** Start Dataset records **
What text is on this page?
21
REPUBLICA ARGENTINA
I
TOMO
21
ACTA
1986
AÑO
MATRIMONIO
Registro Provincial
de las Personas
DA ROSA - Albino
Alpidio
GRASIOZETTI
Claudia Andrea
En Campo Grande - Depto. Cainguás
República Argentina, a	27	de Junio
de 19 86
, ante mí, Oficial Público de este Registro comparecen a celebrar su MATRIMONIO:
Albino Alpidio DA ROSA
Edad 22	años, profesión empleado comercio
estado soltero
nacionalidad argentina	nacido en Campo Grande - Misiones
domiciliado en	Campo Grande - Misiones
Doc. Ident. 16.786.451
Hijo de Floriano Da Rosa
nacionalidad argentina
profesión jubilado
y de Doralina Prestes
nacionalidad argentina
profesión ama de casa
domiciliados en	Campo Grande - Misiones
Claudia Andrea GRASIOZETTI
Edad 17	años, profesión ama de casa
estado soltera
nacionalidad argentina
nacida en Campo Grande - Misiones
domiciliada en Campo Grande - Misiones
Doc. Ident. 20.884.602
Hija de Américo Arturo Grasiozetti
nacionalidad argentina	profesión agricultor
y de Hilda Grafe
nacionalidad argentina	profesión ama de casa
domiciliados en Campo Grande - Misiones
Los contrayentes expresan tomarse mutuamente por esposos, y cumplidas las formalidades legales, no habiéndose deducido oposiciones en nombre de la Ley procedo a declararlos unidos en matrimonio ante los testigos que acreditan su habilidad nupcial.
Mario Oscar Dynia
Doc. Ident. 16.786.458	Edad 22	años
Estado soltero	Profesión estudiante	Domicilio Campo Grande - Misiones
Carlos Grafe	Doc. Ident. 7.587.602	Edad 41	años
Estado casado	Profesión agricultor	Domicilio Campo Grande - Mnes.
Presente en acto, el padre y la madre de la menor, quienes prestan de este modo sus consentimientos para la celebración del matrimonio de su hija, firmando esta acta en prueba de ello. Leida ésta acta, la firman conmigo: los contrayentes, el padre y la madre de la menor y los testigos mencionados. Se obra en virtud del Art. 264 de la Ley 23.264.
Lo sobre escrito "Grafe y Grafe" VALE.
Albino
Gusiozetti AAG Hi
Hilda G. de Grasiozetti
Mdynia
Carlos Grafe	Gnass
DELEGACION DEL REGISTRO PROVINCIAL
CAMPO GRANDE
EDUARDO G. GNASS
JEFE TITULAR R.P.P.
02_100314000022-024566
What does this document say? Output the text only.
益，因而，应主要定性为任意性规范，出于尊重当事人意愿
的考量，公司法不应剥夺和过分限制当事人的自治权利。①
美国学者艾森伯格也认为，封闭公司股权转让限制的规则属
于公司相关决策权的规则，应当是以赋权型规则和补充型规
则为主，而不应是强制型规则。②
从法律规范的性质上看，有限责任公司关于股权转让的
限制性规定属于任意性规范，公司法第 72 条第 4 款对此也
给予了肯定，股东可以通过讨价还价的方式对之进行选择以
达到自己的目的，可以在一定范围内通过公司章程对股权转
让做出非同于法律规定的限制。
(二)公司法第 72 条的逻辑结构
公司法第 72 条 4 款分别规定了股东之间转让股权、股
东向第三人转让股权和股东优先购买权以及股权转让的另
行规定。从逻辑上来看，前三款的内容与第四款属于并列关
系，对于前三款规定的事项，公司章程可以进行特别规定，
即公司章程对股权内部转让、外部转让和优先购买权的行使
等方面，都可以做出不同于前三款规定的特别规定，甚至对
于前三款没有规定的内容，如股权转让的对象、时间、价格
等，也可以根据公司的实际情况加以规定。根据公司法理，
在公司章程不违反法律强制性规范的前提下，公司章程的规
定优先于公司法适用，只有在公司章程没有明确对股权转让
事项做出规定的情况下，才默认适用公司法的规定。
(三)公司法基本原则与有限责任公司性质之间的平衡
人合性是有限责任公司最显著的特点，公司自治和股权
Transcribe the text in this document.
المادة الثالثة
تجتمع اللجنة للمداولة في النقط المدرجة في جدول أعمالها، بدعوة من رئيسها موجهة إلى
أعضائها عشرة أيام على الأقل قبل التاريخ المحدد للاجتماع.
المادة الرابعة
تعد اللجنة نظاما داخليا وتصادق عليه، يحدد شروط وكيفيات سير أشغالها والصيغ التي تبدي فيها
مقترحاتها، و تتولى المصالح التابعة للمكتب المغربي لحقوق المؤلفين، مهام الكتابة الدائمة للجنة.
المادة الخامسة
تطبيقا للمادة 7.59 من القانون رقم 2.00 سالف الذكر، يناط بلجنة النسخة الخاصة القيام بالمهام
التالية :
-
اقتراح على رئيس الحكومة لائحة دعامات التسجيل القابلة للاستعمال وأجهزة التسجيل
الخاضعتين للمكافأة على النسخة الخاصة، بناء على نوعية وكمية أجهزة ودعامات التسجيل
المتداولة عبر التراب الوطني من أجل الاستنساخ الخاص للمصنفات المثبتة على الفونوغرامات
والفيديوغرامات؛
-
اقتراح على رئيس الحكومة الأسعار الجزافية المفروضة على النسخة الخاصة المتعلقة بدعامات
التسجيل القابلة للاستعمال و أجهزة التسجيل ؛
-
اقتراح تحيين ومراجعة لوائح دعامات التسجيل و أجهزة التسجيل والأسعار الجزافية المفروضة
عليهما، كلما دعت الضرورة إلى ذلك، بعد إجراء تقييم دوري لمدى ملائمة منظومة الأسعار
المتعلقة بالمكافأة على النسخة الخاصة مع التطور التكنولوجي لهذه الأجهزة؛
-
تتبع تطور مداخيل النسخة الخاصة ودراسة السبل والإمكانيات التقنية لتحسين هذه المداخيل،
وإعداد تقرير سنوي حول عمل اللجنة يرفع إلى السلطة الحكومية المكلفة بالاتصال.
** End Dataset records **
_What to work on:_ Counting only lines of the data above that hold "Misiones", report the total and nothing else.

_Complete answer:_ 7